RECORD EXCERPTS
BEGIN
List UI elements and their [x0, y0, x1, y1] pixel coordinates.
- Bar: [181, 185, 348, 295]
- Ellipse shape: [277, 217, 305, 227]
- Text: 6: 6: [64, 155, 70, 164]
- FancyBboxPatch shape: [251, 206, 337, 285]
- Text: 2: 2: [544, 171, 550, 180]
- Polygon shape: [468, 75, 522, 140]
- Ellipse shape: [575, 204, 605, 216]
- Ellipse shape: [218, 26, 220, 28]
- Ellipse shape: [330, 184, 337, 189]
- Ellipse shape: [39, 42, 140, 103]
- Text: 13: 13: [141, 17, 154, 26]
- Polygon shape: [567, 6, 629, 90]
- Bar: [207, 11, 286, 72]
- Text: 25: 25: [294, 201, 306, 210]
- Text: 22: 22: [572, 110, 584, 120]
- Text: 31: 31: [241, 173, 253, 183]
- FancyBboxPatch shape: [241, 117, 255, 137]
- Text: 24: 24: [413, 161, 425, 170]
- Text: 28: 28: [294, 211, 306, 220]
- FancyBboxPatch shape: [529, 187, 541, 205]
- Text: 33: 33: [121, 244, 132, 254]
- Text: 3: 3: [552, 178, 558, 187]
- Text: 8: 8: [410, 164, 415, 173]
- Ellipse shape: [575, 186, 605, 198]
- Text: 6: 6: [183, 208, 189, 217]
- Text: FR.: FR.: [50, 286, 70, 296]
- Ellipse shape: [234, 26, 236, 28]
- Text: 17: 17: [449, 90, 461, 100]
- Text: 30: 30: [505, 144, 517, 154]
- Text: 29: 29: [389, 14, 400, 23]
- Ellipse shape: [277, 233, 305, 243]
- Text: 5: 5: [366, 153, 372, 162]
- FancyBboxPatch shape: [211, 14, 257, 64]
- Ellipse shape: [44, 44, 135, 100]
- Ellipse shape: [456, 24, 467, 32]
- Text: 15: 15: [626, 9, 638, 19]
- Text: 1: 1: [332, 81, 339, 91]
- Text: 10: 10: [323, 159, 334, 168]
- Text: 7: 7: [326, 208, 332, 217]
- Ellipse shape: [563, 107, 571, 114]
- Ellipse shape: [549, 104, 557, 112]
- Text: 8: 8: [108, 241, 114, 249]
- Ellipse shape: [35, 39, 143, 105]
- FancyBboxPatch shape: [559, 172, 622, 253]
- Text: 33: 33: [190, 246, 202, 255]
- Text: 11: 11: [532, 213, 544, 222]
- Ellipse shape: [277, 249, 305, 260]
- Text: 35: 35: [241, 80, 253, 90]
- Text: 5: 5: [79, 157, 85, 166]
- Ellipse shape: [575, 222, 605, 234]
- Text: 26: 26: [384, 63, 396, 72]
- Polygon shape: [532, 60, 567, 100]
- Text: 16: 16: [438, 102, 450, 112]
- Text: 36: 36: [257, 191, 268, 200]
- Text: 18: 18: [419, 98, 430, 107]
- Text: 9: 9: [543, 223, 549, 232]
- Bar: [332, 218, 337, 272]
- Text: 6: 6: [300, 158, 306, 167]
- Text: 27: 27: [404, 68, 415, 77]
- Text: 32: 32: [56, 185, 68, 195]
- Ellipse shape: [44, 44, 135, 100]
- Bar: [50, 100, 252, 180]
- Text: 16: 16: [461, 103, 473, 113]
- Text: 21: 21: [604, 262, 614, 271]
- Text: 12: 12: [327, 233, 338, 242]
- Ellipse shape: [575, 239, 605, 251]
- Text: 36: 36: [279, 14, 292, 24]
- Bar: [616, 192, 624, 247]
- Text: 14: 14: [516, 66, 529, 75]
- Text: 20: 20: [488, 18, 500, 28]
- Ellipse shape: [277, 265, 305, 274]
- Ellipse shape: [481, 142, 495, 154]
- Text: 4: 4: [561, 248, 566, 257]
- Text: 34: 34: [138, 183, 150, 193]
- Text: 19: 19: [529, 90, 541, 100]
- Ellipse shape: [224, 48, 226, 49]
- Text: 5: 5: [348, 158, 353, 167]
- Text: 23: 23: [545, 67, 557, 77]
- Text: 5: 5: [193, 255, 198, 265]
END
WHAT YOU NEED TO DO
Could you repeat every row above, from the first line to the last, word for word and in the same order?

RESPONSE BELOW
List UI elements and their [x0, y0, x1, y1] pixel coordinates.
- Bar: [181, 185, 348, 295]
- Ellipse shape: [277, 217, 305, 227]
- Text: 6: 6: [64, 155, 70, 164]
- FancyBboxPatch shape: [251, 206, 337, 285]
- Text: 2: 2: [544, 171, 550, 180]
- Polygon shape: [468, 75, 522, 140]
- Ellipse shape: [575, 204, 605, 216]
- Ellipse shape: [218, 26, 220, 28]
- Ellipse shape: [330, 184, 337, 189]
- Ellipse shape: [39, 42, 140, 103]
- Text: 13: 13: [141, 17, 154, 26]
- Polygon shape: [567, 6, 629, 90]
- Bar: [207, 11, 286, 72]
- Text: 25: 25: [294, 201, 306, 210]
- Text: 22: 22: [572, 110, 584, 120]
- Text: 31: 31: [241, 173, 253, 183]
- FancyBboxPatch shape: [241, 117, 255, 137]
- Text: 24: 24: [413, 161, 425, 170]
- Text: 28: 28: [294, 211, 306, 220]
- FancyBboxPatch shape: [529, 187, 541, 205]
- Text: 33: 33: [121, 244, 132, 254]
- Text: 3: 3: [552, 178, 558, 187]
- Text: 8: 8: [410, 164, 415, 173]
- Ellipse shape: [575, 186, 605, 198]
- Text: 6: 6: [183, 208, 189, 217]
- Text: FR.: FR.: [50, 286, 70, 296]
- Ellipse shape: [234, 26, 236, 28]
- Text: 17: 17: [449, 90, 461, 100]
- Text: 30: 30: [505, 144, 517, 154]
- Text: 29: 29: [389, 14, 400, 23]
- Ellipse shape: [277, 233, 305, 243]
- Text: 5: 5: [366, 153, 372, 162]
- FancyBboxPatch shape: [211, 14, 257, 64]
- Ellipse shape: [44, 44, 135, 100]
- Ellipse shape: [456, 24, 467, 32]
- Text: 15: 15: [626, 9, 638, 19]
- Text: 1: 1: [332, 81, 339, 91]
- Text: 10: 10: [323, 159, 334, 168]
- Text: 7: 7: [326, 208, 332, 217]
- Ellipse shape: [563, 107, 571, 114]
- Ellipse shape: [549, 104, 557, 112]
- Text: 8: 8: [108, 241, 114, 249]
- Ellipse shape: [35, 39, 143, 105]
- FancyBboxPatch shape: [559, 172, 622, 253]
- Text: 33: 33: [190, 246, 202, 255]
- Text: 11: 11: [532, 213, 544, 222]
- Ellipse shape: [277, 249, 305, 260]
- Text: 35: 35: [241, 80, 253, 90]
- Text: 5: 5: [79, 157, 85, 166]
- Ellipse shape: [575, 222, 605, 234]
- Text: 26: 26: [384, 63, 396, 72]
- Polygon shape: [532, 60, 567, 100]
- Text: 16: 16: [438, 102, 450, 112]
- Text: 36: 36: [257, 191, 268, 200]
- Text: 18: 18: [419, 98, 430, 107]
- Text: 9: 9: [543, 223, 549, 232]
- Bar: [332, 218, 337, 272]
- Text: 6: 6: [300, 158, 306, 167]
- Text: 27: 27: [404, 68, 415, 77]
- Text: 32: 32: [56, 185, 68, 195]
- Ellipse shape: [44, 44, 135, 100]
- Bar: [50, 100, 252, 180]
- Text: 16: 16: [461, 103, 473, 113]
- Text: 21: 21: [604, 262, 614, 271]
- Text: 12: 12: [327, 233, 338, 242]
- Ellipse shape: [575, 239, 605, 251]
- Text: 36: 36: [279, 14, 292, 24]
- Bar: [616, 192, 624, 247]
- Text: 14: 14: [516, 66, 529, 75]
- Text: 20: 20: [488, 18, 500, 28]
- Ellipse shape: [277, 265, 305, 274]
- Ellipse shape: [481, 142, 495, 154]
- Text: 4: 4: [561, 248, 566, 257]
- Text: 34: 34: [138, 183, 150, 193]
- Text: 19: 19: [529, 90, 541, 100]
- Ellipse shape: [224, 48, 226, 49]
- Text: 5: 5: [348, 158, 353, 167]
- Text: 23: 23: [545, 67, 557, 77]
- Text: 5: 5: [193, 255, 198, 265]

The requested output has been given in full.